Prompt -
Go through the data and copy every line exactly, but not the images.

* Begin *

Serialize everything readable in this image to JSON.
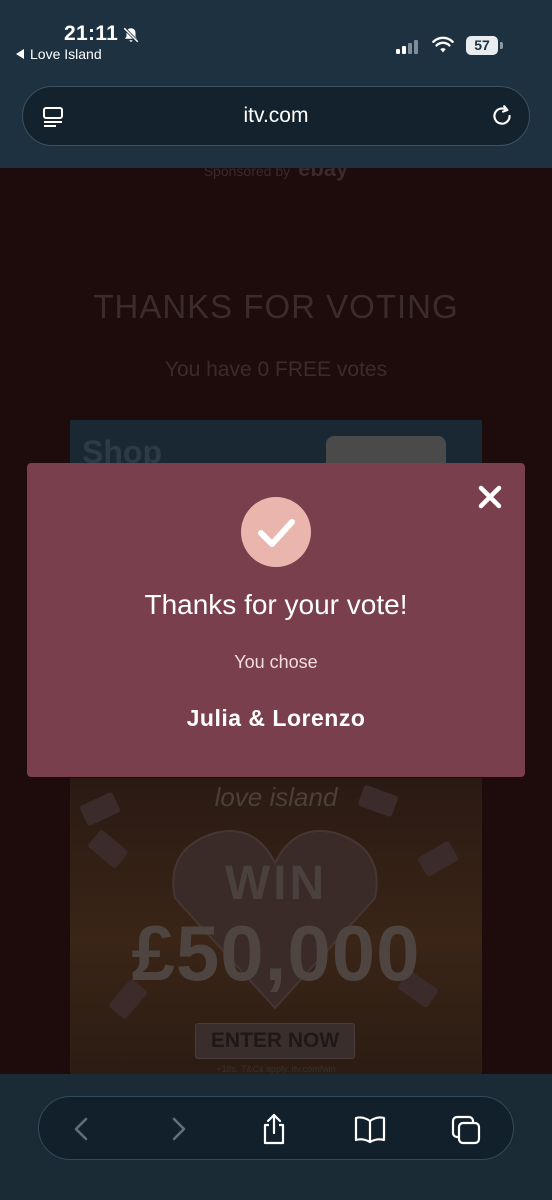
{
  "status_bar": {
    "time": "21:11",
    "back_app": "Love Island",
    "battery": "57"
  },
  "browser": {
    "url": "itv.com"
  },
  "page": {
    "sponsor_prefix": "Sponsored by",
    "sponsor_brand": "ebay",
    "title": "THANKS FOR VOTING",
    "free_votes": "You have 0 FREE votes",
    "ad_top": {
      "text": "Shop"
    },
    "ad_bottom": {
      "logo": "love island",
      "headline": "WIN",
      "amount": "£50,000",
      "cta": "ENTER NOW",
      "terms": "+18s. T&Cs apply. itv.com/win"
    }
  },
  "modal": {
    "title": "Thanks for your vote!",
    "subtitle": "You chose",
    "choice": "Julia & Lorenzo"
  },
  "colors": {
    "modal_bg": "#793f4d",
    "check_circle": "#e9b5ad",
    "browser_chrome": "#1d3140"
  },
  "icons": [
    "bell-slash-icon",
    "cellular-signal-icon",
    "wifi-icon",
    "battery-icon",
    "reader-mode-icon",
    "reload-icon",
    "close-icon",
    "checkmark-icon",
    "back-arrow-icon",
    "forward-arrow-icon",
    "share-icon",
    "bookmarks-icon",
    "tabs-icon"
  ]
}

* End *

Reply -
Serialize everything readable in this image to JSON.
{
  "status_bar": {
    "time": "21:11",
    "back_app": "Love Island",
    "battery": "57"
  },
  "browser": {
    "url": "itv.com"
  },
  "page": {
    "sponsor_prefix": "Sponsored by",
    "sponsor_brand": "ebay",
    "title": "THANKS FOR VOTING",
    "free_votes": "You have 0 FREE votes",
    "ad_top": {
      "text": "Shop"
    },
    "ad_bottom": {
      "logo": "love island",
      "headline": "WIN",
      "amount": "£50,000",
      "cta": "ENTER NOW",
      "terms": "+18s. T&Cs apply. itv.com/win"
    }
  },
  "modal": {
    "title": "Thanks for your vote!",
    "subtitle": "You chose",
    "choice": "Julia & Lorenzo"
  },
  "colors": {
    "modal_bg": "#793f4d",
    "check_circle": "#e9b5ad",
    "browser_chrome": "#1d3140"
  },
  "icons": [
    "bell-slash-icon",
    "cellular-signal-icon",
    "wifi-icon",
    "battery-icon",
    "reader-mode-icon",
    "reload-icon",
    "close-icon",
    "checkmark-icon",
    "back-arrow-icon",
    "forward-arrow-icon",
    "share-icon",
    "bookmarks-icon",
    "tabs-icon"
  ]
}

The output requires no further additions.